Stored data entries:

::::::::::

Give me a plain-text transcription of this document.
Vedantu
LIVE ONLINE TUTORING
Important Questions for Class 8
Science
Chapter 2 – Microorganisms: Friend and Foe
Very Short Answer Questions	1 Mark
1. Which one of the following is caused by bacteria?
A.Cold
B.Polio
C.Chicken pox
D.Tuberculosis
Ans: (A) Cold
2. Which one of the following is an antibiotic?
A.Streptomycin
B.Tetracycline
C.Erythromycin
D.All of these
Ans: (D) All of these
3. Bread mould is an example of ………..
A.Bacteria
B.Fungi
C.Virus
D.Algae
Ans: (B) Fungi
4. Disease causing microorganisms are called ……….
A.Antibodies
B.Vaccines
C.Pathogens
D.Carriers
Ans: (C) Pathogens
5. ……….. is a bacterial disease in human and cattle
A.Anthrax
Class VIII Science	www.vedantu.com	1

::::::::::

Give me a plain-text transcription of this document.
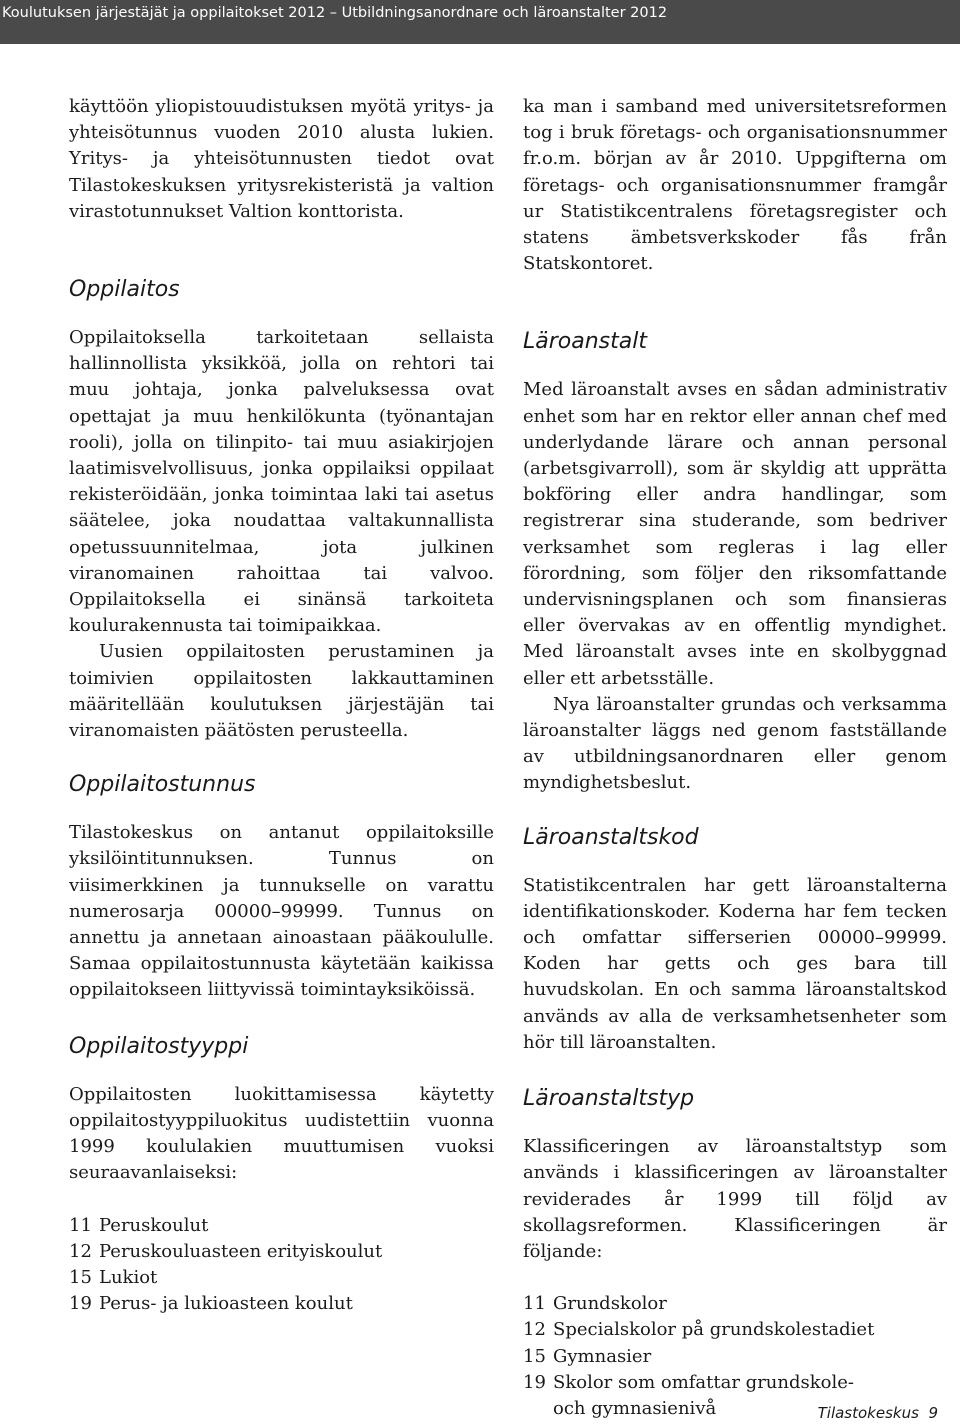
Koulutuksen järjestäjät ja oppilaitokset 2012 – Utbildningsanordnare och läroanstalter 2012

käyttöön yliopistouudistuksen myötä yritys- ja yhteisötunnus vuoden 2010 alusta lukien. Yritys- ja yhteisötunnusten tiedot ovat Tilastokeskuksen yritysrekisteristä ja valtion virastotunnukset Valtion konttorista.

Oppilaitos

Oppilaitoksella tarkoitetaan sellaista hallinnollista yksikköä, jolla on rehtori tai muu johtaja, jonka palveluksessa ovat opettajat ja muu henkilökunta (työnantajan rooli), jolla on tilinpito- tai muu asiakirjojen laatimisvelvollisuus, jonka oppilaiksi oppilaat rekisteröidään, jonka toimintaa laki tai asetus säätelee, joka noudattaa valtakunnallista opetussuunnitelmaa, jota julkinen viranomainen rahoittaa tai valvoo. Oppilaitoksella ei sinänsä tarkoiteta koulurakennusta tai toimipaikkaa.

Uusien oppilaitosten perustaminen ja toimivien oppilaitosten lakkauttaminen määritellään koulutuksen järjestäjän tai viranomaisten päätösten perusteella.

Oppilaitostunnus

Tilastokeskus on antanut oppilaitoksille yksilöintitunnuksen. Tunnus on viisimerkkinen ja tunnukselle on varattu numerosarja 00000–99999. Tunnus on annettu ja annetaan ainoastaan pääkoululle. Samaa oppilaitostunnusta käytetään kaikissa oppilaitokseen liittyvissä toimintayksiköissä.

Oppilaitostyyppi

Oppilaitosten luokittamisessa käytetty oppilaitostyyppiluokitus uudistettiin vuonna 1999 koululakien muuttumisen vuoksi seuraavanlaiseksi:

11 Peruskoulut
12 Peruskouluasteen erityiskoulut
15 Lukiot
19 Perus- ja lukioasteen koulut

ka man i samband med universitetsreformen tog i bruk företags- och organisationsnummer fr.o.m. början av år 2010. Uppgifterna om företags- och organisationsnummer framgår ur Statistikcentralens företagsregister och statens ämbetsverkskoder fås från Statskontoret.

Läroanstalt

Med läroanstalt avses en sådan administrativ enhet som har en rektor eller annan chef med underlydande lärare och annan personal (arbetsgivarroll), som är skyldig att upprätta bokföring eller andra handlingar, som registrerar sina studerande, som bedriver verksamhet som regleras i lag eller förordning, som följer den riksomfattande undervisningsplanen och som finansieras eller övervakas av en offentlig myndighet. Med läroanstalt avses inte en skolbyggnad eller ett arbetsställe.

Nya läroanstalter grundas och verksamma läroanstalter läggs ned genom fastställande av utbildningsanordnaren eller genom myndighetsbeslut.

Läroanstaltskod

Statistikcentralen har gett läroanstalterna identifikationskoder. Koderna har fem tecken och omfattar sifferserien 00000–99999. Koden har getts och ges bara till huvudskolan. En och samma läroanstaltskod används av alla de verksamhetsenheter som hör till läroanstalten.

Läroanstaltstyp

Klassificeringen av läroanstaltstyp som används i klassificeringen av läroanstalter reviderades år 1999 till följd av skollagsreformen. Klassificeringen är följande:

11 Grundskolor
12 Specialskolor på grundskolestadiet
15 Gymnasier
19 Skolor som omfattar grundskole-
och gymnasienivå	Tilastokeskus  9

::::::::::

- _Assignment_
Please go through the entries and show every line with the word "används".

- _Your response_
Statistikcentralen har gett läroanstalterna identifikationskoder. Koderna har fem tecken och omfattar sifferserien 00000–99999. Koden har getts och ges bara till huvudskolan. En och samma läroanstaltskod används av alla de verksamhetsenheter som hör till läroanstalten.
Klassificeringen av läroanstaltstyp som används i klassificeringen av läroanstalter reviderades år 1999 till följd av skollagsreformen. Klassificeringen är följande:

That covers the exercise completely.